§ **Records to use**:
begin

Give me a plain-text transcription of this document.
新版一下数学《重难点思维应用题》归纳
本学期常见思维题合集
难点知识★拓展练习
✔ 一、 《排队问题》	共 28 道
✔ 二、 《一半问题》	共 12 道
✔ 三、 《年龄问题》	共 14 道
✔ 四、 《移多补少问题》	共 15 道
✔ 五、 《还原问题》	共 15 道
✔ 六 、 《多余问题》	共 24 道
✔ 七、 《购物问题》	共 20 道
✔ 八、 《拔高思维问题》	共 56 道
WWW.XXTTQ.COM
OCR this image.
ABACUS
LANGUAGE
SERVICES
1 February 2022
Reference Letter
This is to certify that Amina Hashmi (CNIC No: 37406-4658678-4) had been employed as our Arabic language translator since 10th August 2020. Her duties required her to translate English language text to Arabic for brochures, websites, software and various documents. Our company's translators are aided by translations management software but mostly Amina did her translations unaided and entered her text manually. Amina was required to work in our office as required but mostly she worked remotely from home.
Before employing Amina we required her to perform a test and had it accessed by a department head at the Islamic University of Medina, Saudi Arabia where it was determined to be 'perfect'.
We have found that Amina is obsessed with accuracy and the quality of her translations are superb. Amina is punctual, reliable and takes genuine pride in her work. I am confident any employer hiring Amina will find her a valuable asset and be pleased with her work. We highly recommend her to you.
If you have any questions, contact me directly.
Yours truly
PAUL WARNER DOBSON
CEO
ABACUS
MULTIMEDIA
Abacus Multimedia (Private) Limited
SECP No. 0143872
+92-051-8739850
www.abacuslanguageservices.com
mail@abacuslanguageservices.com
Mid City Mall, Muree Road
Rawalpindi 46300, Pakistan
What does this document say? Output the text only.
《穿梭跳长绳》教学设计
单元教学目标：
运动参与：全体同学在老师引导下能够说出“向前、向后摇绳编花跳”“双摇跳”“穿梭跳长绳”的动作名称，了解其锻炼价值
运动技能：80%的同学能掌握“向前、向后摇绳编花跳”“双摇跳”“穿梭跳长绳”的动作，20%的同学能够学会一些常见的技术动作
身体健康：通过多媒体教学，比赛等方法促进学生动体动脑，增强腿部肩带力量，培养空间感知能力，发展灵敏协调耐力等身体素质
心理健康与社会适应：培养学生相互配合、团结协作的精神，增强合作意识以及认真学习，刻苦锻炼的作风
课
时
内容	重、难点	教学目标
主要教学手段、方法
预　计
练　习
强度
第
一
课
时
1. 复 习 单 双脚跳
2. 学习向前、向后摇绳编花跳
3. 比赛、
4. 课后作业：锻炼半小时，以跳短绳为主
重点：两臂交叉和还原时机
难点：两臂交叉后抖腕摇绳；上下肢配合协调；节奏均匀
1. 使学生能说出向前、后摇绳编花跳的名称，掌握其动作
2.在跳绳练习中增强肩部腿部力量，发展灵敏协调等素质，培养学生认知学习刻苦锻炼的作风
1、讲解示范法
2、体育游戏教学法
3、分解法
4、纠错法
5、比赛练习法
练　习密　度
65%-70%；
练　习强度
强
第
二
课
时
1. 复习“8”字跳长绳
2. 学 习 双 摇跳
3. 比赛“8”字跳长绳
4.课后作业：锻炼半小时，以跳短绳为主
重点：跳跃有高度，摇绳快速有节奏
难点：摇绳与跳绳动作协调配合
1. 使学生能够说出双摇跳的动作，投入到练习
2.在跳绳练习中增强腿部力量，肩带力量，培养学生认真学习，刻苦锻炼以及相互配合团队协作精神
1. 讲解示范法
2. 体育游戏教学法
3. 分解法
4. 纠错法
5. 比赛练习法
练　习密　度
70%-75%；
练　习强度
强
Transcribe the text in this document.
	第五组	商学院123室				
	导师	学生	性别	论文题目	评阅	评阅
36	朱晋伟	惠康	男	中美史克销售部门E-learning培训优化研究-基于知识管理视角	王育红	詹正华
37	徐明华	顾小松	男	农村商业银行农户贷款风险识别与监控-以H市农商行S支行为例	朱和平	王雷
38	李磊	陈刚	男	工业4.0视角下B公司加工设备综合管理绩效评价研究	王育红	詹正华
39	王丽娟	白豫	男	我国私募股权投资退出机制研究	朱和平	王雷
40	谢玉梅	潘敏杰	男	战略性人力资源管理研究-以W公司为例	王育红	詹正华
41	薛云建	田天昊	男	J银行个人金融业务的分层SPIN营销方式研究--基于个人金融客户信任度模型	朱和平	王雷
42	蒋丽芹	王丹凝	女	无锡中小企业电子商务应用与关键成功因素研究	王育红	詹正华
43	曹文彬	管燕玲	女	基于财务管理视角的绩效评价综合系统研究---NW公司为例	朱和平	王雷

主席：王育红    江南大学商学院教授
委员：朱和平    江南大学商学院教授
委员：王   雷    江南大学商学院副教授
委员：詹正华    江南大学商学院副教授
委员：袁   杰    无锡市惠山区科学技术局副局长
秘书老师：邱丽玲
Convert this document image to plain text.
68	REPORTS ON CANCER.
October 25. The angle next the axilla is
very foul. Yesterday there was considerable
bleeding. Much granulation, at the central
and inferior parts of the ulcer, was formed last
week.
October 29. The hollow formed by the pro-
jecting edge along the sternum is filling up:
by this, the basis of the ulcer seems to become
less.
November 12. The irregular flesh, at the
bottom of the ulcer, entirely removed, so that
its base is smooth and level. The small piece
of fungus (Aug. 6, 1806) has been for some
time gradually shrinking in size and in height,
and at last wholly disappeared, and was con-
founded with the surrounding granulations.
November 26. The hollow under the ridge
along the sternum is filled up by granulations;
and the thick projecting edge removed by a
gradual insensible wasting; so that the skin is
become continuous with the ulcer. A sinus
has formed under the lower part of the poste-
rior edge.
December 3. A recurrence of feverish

end

§ **Exercise goal**:
Reply with nothing but the number of lines that contain the word "plain".

§ **Response to the exercise**:
2